EXERCISE PROMPT:
Print all records exactly, leaving nothing out.

DATA:
--------------------------------------------------
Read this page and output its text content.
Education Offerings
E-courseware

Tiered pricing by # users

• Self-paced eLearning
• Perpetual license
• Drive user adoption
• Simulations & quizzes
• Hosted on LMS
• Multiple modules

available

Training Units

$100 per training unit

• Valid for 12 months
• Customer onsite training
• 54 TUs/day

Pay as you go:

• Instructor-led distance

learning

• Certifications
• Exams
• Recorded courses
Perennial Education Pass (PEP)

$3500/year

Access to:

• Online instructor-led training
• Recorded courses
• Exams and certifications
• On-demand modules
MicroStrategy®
--------------------------------------------------
FINAL ANSWER:
Read this page and output its text content.
Education Offerings
E-courseware

Tiered pricing by # users

• Self-paced eLearning
• Perpetual license
• Drive user adoption
• Simulations & quizzes
• Hosted on LMS
• Multiple modules

available

Training Units

$100 per training unit

• Valid for 12 months
• Customer onsite training
• 54 TUs/day

Pay as you go:

• Instructor-led distance

learning

• Certifications
• Exams
• Recorded courses
Perennial Education Pass (PEP)

$3500/year

Access to:

• Online instructor-led training
• Recorded courses
• Exams and certifications
• On-demand modules
MicroStrategy®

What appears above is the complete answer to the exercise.